**ACTIVITIES**
a: In the JSON formatter text, what reason does it give for switching to Minify mode?
b: In the JSON formatter text, list every syntax error named in the paragraph that begins "The formatter validates your JSON in real time."
c: Carry on the JSON formatter text from its final line.
--- TEXT SECTION Enclosed Below ---
Paste your raw or unformatted JSON into the Input panel on the left. Click Format to auto-indent and pretty-print the JSON with 2-space indentation, making nested objects and arrays easy to scan at a glance. Switch to Minify mode to strip all whitespace — producing the most compact output for use in API requests, environment variables, or production config files.

The formatter validates your JSON in real time. If your input contains a syntax error — an unclosed bracket, a trailing comma after the last item, an unquoted property key, or single-quoted strings — the error message will identify the problem precisely. Fix the error and click Format again. Once formatting succeeds, click Copy to send the output directly to your clipboard, ready to paste into your editor, terminal, or API client.

Why use our JSON Formatter?

  • 100% browser-based — your JSON never leaves your device or touches any server
  • Instant syntax validation: catches trailing commas, missing quotes, unmatched brackets, and unquoted keys
  • Format and minify in one tool — no need to switch between sites for different tasks
  • Safe for sensitive payloads — API keys, OAuth tokens, and private user data stay local
  • Works offline after the first load — no internet connection required to format or validate

Frequently Asked Questions

What is JSON formatting and why does it matter?
--- End of Enclosed TEXT SECTION ---
--- DATA TO EXAMINE Enclosed Below ---
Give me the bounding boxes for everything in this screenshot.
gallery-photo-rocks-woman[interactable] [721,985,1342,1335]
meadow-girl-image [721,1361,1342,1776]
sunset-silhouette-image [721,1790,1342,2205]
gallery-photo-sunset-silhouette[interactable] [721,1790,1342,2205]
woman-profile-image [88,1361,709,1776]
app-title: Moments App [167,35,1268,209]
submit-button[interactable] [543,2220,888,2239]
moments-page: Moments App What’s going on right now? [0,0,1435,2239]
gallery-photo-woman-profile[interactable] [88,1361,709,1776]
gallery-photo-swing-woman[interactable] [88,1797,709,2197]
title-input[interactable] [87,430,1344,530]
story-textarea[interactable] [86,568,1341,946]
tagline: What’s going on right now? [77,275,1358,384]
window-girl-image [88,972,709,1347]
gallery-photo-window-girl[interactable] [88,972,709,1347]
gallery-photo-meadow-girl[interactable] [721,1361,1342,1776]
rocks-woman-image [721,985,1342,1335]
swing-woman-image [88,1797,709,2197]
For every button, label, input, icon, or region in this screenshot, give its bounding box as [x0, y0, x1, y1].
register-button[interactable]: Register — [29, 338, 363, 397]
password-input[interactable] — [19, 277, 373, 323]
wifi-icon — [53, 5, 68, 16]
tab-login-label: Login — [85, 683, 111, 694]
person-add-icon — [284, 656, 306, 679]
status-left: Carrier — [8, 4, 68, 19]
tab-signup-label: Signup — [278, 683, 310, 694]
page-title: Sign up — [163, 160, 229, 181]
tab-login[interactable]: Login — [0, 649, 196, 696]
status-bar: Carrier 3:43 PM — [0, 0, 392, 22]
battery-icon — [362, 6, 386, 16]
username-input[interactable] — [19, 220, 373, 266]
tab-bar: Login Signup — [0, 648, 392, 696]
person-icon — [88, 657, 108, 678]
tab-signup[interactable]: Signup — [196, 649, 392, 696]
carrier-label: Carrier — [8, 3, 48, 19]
--- End of Enclosed DATA TO EXAMINE ---
**SOLVED TASKS**
a: Minify mode strips all whitespace to produce the most compact output. That output is meant for API requests, environment variables, or production config files.

b:
- an unclosed bracket
- a trailing comma after the last item
- an unquoted property key
- single-quoted strings

c:
JSON (JavaScript Object Notation) is the data format used by virtually every web API. Formatting — also called pretty-printing or beautifying — adds consistent indentation and line breaks so that deeply nested structures become human-readable. Raw API responses and minified config files often arrive as a single long line that is nearly impossible to debug by eye. A formatted version makes the hierarchy immediately visible, saving significant time when reviewing payloads, troubleshooting webhook data, or reading configuration files before committing them to version control.

Source: json.org — Introducing JSON

What is the difference between JSON formatting and minifying?

Formatting (beautifying) adds whitespace — indentation and newlines — to make JSON easy for humans to read. Minifying does the opposite: it removes all unnecessary whitespace to produce the smallest possible representation. Use formatting when reviewing, debugging, or editing JSON manually. Use minifying when preparing JSON for production: sending it as a request body, embedding it in an environment variable, storing it in a database column, or including it in source code where size or character limits matter.

Is it safe to paste sensitive JSON data into this tool?

Yes. This formatter runs entirely inside your browser using JavaScript's native JSON.parse() and JSON.stringify() APIs. Your data is never transmitted to any server, never stored, and never logged. You can safely paste API keys, authentication tokens, payment data, private user records, or any other sensitive JSON payload. Closing or refreshing the page clears all input and output immediately.

What JSON syntax errors does the validator catch?

The validator catches all errors that violate the JSON specification: missing or mismatched braces and brackets, trailing commas after the last item in an object or array (not allowed in standard JSON, unlike JavaScript), unquoted property keys (valid in JavaScript objects but not in JSON), single-quoted strings instead of double quotes, invalid escape sequences inside strings, and bare control characters. The error message pinpoints the problem so you can fix it quickly and re-format.

Can I format JSON copied from a browser's Network tab or an API client?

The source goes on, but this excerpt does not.